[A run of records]

◇ ◇ ◇ ◇

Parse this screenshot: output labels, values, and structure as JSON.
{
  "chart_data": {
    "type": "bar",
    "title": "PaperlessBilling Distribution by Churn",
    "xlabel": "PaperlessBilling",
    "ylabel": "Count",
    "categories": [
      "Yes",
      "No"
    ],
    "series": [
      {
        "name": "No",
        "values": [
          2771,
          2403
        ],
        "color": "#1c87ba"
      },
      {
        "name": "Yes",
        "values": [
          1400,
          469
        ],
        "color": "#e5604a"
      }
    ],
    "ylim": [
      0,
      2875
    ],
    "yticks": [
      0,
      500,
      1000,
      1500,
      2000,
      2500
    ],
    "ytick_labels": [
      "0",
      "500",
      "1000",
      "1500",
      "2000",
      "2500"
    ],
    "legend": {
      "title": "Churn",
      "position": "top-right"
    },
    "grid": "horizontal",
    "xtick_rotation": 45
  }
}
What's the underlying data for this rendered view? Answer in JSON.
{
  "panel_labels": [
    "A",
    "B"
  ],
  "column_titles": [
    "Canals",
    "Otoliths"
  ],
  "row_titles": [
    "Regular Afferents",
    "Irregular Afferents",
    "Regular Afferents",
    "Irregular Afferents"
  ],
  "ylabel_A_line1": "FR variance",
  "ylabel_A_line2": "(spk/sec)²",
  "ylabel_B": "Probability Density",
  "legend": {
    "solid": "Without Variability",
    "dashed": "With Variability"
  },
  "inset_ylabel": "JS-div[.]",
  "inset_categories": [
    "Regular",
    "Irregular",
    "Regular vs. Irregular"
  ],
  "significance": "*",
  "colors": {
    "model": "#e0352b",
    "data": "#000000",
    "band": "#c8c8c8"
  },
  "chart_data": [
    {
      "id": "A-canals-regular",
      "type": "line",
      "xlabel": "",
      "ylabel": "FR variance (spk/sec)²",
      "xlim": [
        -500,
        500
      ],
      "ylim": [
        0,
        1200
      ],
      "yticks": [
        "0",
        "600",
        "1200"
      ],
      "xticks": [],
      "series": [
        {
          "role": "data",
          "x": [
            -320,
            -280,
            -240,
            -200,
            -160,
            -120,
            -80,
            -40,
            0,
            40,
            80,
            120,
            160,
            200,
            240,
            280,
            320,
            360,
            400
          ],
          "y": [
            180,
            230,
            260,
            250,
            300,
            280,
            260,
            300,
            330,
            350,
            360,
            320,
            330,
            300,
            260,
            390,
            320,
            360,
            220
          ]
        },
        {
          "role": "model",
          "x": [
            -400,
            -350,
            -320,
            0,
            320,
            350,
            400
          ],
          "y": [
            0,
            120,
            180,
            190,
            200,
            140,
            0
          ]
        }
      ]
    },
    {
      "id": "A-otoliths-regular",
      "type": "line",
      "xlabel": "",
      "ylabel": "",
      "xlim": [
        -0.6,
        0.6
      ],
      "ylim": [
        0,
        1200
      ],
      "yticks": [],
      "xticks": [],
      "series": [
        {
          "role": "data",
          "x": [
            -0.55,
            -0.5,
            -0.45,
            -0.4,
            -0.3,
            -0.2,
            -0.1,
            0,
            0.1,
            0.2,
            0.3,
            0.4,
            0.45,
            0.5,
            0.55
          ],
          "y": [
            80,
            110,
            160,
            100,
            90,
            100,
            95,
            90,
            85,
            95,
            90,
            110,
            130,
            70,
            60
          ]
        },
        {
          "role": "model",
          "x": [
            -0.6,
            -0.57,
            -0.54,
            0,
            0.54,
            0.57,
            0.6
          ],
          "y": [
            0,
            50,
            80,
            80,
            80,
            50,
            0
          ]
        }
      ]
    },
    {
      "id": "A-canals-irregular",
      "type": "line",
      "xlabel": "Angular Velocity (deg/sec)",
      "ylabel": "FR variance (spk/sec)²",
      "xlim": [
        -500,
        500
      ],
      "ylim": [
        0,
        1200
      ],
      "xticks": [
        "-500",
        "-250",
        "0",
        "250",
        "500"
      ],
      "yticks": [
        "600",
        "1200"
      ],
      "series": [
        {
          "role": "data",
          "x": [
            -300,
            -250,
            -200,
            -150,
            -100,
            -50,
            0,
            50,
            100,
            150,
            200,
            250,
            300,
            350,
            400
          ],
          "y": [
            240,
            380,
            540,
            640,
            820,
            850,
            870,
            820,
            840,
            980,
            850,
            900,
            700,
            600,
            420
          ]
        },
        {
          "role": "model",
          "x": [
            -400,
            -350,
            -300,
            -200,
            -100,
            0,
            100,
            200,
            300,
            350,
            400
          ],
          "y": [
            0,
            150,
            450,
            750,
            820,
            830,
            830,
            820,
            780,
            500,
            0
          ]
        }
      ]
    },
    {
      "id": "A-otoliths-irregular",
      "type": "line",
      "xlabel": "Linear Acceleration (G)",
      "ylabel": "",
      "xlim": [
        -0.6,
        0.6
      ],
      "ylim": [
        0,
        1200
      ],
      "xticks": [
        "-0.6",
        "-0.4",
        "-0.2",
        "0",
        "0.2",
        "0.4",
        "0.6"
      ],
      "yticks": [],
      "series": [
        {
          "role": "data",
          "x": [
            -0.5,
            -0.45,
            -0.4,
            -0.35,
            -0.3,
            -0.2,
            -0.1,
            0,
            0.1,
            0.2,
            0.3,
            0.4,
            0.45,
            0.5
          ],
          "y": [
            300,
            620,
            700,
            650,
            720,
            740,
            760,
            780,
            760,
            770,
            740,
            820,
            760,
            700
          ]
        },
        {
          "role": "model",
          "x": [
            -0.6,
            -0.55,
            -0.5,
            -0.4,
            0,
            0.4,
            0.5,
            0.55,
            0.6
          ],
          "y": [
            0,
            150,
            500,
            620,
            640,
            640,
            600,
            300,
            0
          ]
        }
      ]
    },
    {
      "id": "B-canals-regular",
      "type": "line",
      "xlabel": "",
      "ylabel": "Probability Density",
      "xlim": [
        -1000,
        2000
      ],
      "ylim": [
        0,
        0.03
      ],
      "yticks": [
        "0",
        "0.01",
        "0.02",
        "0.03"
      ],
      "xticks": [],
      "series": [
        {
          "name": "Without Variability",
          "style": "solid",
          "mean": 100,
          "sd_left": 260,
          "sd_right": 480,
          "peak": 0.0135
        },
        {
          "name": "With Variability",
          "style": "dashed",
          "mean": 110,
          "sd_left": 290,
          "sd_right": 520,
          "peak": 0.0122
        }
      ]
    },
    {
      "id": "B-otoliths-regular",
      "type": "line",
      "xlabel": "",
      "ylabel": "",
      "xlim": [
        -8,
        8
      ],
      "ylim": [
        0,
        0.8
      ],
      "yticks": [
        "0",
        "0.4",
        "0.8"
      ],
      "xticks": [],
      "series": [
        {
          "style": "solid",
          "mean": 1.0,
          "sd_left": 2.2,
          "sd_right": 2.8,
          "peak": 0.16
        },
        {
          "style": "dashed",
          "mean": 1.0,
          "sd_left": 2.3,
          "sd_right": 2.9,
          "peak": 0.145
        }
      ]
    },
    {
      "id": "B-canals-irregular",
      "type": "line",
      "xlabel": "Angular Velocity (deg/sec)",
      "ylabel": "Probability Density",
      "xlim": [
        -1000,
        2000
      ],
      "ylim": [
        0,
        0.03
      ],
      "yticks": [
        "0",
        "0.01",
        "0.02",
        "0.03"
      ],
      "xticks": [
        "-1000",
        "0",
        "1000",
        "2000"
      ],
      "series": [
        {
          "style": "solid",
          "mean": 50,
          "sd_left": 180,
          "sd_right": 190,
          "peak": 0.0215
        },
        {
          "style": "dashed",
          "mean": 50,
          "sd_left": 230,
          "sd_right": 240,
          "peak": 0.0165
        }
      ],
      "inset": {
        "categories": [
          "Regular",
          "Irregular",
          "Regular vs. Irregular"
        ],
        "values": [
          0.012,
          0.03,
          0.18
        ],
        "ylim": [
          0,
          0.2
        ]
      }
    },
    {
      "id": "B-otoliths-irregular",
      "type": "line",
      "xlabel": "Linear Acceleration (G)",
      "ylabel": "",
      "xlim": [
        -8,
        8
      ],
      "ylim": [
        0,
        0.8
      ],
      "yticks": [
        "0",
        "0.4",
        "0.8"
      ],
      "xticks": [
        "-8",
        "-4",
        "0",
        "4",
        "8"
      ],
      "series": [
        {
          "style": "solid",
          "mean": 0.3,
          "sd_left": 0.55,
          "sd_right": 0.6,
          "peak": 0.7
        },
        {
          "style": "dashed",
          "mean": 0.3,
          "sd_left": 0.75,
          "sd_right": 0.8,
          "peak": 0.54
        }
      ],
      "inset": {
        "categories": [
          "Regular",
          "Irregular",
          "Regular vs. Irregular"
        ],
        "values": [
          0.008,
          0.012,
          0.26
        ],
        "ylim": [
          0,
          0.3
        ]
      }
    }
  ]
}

◇ ◇ ◇ ◇

§ **To be done**
In the entries above, find each line with the word "Variability" and copy it.

§ **Response to this exercise**
    "solid": "Without Variability",
    "dashed": "With Variability"
          "name": "Without Variability",
          "name": "With Variability",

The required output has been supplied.